WHAT YOU ARE ASKED TO DO
Write out each line word for word. Drop pictures.

WORKING DATA
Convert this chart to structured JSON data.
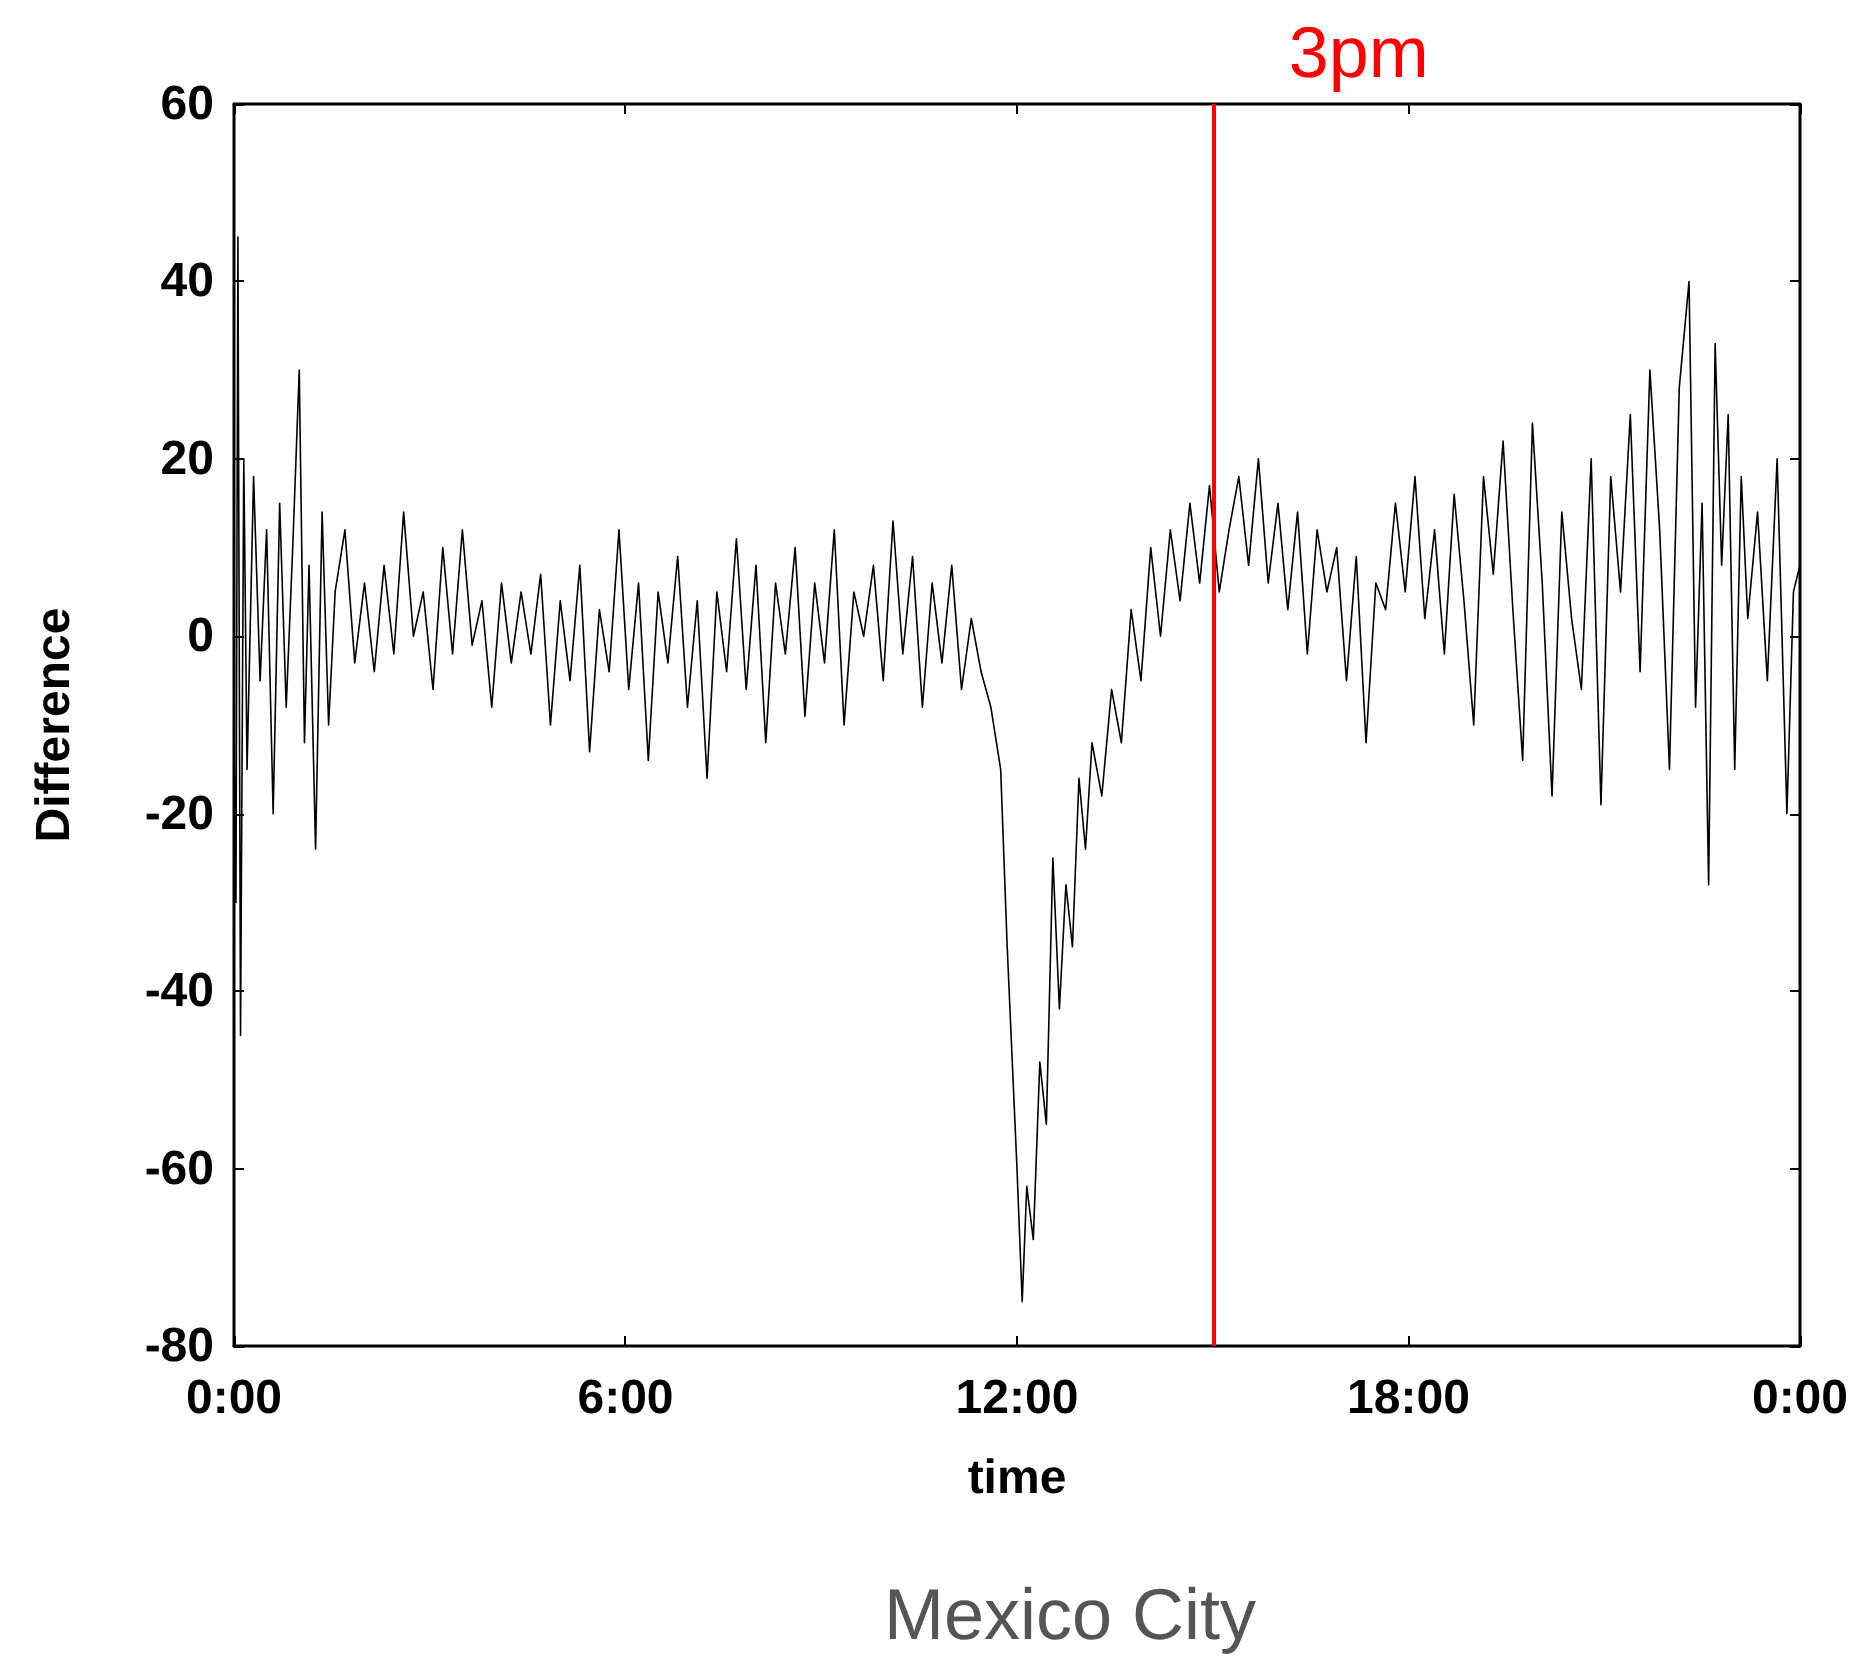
{
  "chart_data": {
    "type": "line",
    "xlabel": "time",
    "ylabel": "Difference",
    "annotations": [
      "Mexico City"
    ],
    "x": [
      0,
      0.03,
      0.06,
      0.1,
      0.15,
      0.2,
      0.3,
      0.4,
      0.5,
      0.6,
      0.7,
      0.8,
      0.9,
      1.0,
      1.08,
      1.15,
      1.25,
      1.35,
      1.45,
      1.55,
      1.7,
      1.85,
      2.0,
      2.15,
      2.3,
      2.45,
      2.6,
      2.75,
      2.9,
      3.05,
      3.2,
      3.35,
      3.5,
      3.65,
      3.8,
      3.95,
      4.1,
      4.25,
      4.4,
      4.55,
      4.7,
      4.85,
      5.0,
      5.15,
      5.3,
      5.45,
      5.6,
      5.75,
      5.9,
      6.05,
      6.2,
      6.35,
      6.5,
      6.65,
      6.8,
      6.95,
      7.1,
      7.25,
      7.4,
      7.55,
      7.7,
      7.85,
      8.0,
      8.15,
      8.3,
      8.45,
      8.6,
      8.75,
      8.9,
      9.05,
      9.2,
      9.35,
      9.5,
      9.65,
      9.8,
      9.95,
      10.1,
      10.25,
      10.4,
      10.55,
      10.7,
      10.85,
      11.0,
      11.15,
      11.3,
      11.45,
      11.6,
      11.75,
      11.85,
      12.0,
      12.08,
      12.15,
      12.25,
      12.35,
      12.45,
      12.55,
      12.65,
      12.75,
      12.85,
      12.95,
      13.05,
      13.15,
      13.3,
      13.45,
      13.6,
      13.75,
      13.9,
      14.05,
      14.2,
      14.35,
      14.5,
      14.65,
      14.8,
      14.95,
      15.1,
      15.25,
      15.4,
      15.55,
      15.7,
      15.85,
      16.0,
      16.15,
      16.3,
      16.45,
      16.6,
      16.75,
      16.9,
      17.05,
      17.2,
      17.35,
      17.5,
      17.65,
      17.8,
      17.95,
      18.1,
      18.25,
      18.4,
      18.55,
      18.7,
      18.85,
      19.0,
      19.15,
      19.3,
      19.45,
      19.6,
      19.75,
      19.9,
      20.05,
      20.2,
      20.35,
      20.5,
      20.65,
      20.8,
      20.95,
      21.1,
      21.25,
      21.4,
      21.55,
      21.7,
      21.85,
      22.0,
      22.15,
      22.3,
      22.4,
      22.5,
      22.6,
      22.7,
      22.8,
      22.9,
      23.0,
      23.1,
      23.2,
      23.35,
      23.5,
      23.65,
      23.8,
      23.9,
      24.0
    ],
    "series": [
      {
        "color": "#000000",
        "values": [
          -10,
          -30,
          45,
          -45,
          20,
          -15,
          18,
          -5,
          12,
          -20,
          15,
          -8,
          10,
          30,
          -12,
          8,
          -24,
          14,
          -10,
          5,
          12,
          -3,
          6,
          -4,
          8,
          -2,
          14,
          0,
          5,
          -6,
          10,
          -2,
          12,
          -1,
          4,
          -8,
          6,
          -3,
          5,
          -2,
          7,
          -10,
          4,
          -5,
          8,
          -13,
          3,
          -4,
          12,
          -6,
          6,
          -14,
          5,
          -3,
          9,
          -8,
          4,
          -16,
          5,
          -4,
          11,
          -6,
          8,
          -12,
          6,
          -2,
          10,
          -9,
          6,
          -3,
          12,
          -10,
          5,
          0,
          8,
          -5,
          13,
          -2,
          9,
          -8,
          6,
          -3,
          8,
          -6,
          2,
          -4,
          -8,
          -15,
          -35,
          -60,
          -75,
          -62,
          -68,
          -48,
          -55,
          -25,
          -42,
          -28,
          -35,
          -16,
          -24,
          -12,
          -18,
          -6,
          -12,
          3,
          -5,
          10,
          0,
          12,
          4,
          15,
          6,
          17,
          5,
          12,
          18,
          8,
          20,
          6,
          15,
          3,
          14,
          -2,
          12,
          5,
          10,
          -5,
          9,
          -12,
          6,
          3,
          15,
          5,
          18,
          2,
          12,
          -2,
          16,
          4,
          -10,
          18,
          7,
          22,
          3,
          -14,
          24,
          6,
          -18,
          14,
          2,
          -6,
          20,
          -19,
          18,
          5,
          25,
          -4,
          30,
          12,
          -15,
          28,
          40,
          -8,
          15,
          -28,
          33,
          8,
          25,
          -15,
          18,
          2,
          14,
          -5,
          20,
          -20,
          5,
          8
        ]
      }
    ],
    "xlim": [
      0,
      24
    ],
    "xticks": [
      {
        "value": 0,
        "label": "0:00"
      },
      {
        "value": 6,
        "label": "6:00"
      },
      {
        "value": 12,
        "label": "12:00"
      },
      {
        "value": 18,
        "label": "18:00"
      },
      {
        "value": 24,
        "label": "0:00"
      }
    ],
    "ylim": [
      -80,
      60
    ],
    "yticks": [
      -80,
      -60,
      -40,
      -20,
      0,
      20,
      40,
      60
    ],
    "ref_lines": [
      {
        "axis": "x",
        "value": 15,
        "label": "3pm",
        "color": "#ff0000"
      }
    ],
    "marker": "none",
    "line_style": "solid",
    "grid": false
  }
}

TASK OUTPUT
Convert this chart to structured JSON data.
{
  "chart_data": {
    "type": "line",
    "xlabel": "time",
    "ylabel": "Difference",
    "annotations": [
      "Mexico City"
    ],
    "x": [
      0,
      0.03,
      0.06,
      0.1,
      0.15,
      0.2,
      0.3,
      0.4,
      0.5,
      0.6,
      0.7,
      0.8,
      0.9,
      1.0,
      1.08,
      1.15,
      1.25,
      1.35,
      1.45,
      1.55,
      1.7,
      1.85,
      2.0,
      2.15,
      2.3,
      2.45,
      2.6,
      2.75,
      2.9,
      3.05,
      3.2,
      3.35,
      3.5,
      3.65,
      3.8,
      3.95,
      4.1,
      4.25,
      4.4,
      4.55,
      4.7,
      4.85,
      5.0,
      5.15,
      5.3,
      5.45,
      5.6,
      5.75,
      5.9,
      6.05,
      6.2,
      6.35,
      6.5,
      6.65,
      6.8,
      6.95,
      7.1,
      7.25,
      7.4,
      7.55,
      7.7,
      7.85,
      8.0,
      8.15,
      8.3,
      8.45,
      8.6,
      8.75,
      8.9,
      9.05,
      9.2,
      9.35,
      9.5,
      9.65,
      9.8,
      9.95,
      10.1,
      10.25,
      10.4,
      10.55,
      10.7,
      10.85,
      11.0,
      11.15,
      11.3,
      11.45,
      11.6,
      11.75,
      11.85,
      12.0,
      12.08,
      12.15,
      12.25,
      12.35,
      12.45,
      12.55,
      12.65,
      12.75,
      12.85,
      12.95,
      13.05,
      13.15,
      13.3,
      13.45,
      13.6,
      13.75,
      13.9,
      14.05,
      14.2,
      14.35,
      14.5,
      14.65,
      14.8,
      14.95,
      15.1,
      15.25,
      15.4,
      15.55,
      15.7,
      15.85,
      16.0,
      16.15,
      16.3,
      16.45,
      16.6,
      16.75,
      16.9,
      17.05,
      17.2,
      17.35,
      17.5,
      17.65,
      17.8,
      17.95,
      18.1,
      18.25,
      18.4,
      18.55,
      18.7,
      18.85,
      19.0,
      19.15,
      19.3,
      19.45,
      19.6,
      19.75,
      19.9,
      20.05,
      20.2,
      20.35,
      20.5,
      20.65,
      20.8,
      20.95,
      21.1,
      21.25,
      21.4,
      21.55,
      21.7,
      21.85,
      22.0,
      22.15,
      22.3,
      22.4,
      22.5,
      22.6,
      22.7,
      22.8,
      22.9,
      23.0,
      23.1,
      23.2,
      23.35,
      23.5,
      23.65,
      23.8,
      23.9,
      24.0
    ],
    "series": [
      {
        "color": "#000000",
        "values": [
          -10,
          -30,
          45,
          -45,
          20,
          -15,
          18,
          -5,
          12,
          -20,
          15,
          -8,
          10,
          30,
          -12,
          8,
          -24,
          14,
          -10,
          5,
          12,
          -3,
          6,
          -4,
          8,
          -2,
          14,
          0,
          5,
          -6,
          10,
          -2,
          12,
          -1,
          4,
          -8,
          6,
          -3,
          5,
          -2,
          7,
          -10,
          4,
          -5,
          8,
          -13,
          3,
          -4,
          12,
          -6,
          6,
          -14,
          5,
          -3,
          9,
          -8,
          4,
          -16,
          5,
          -4,
          11,
          -6,
          8,
          -12,
          6,
          -2,
          10,
          -9,
          6,
          -3,
          12,
          -10,
          5,
          0,
          8,
          -5,
          13,
          -2,
          9,
          -8,
          6,
          -3,
          8,
          -6,
          2,
          -4,
          -8,
          -15,
          -35,
          -60,
          -75,
          -62,
          -68,
          -48,
          -55,
          -25,
          -42,
          -28,
          -35,
          -16,
          -24,
          -12,
          -18,
          -6,
          -12,
          3,
          -5,
          10,
          0,
          12,
          4,
          15,
          6,
          17,
          5,
          12,
          18,
          8,
          20,
          6,
          15,
          3,
          14,
          -2,
          12,
          5,
          10,
          -5,
          9,
          -12,
          6,
          3,
          15,
          5,
          18,
          2,
          12,
          -2,
          16,
          4,
          -10,
          18,
          7,
          22,
          3,
          -14,
          24,
          6,
          -18,
          14,
          2,
          -6,
          20,
          -19,
          18,
          5,
          25,
          -4,
          30,
          12,
          -15,
          28,
          40,
          -8,
          15,
          -28,
          33,
          8,
          25,
          -15,
          18,
          2,
          14,
          -5,
          20,
          -20,
          5,
          8
        ]
      }
    ],
    "xlim": [
      0,
      24
    ],
    "xticks": [
      {
        "value": 0,
        "label": "0:00"
      },
      {
        "value": 6,
        "label": "6:00"
      },
      {
        "value": 12,
        "label": "12:00"
      },
      {
        "value": 18,
        "label": "18:00"
      },
      {
        "value": 24,
        "label": "0:00"
      }
    ],
    "ylim": [
      -80,
      60
    ],
    "yticks": [
      -80,
      -60,
      -40,
      -20,
      0,
      20,
      40,
      60
    ],
    "ref_lines": [
      {
        "axis": "x",
        "value": 15,
        "label": "3pm",
        "color": "#ff0000"
      }
    ],
    "marker": "none",
    "line_style": "solid",
    "grid": false
  }
}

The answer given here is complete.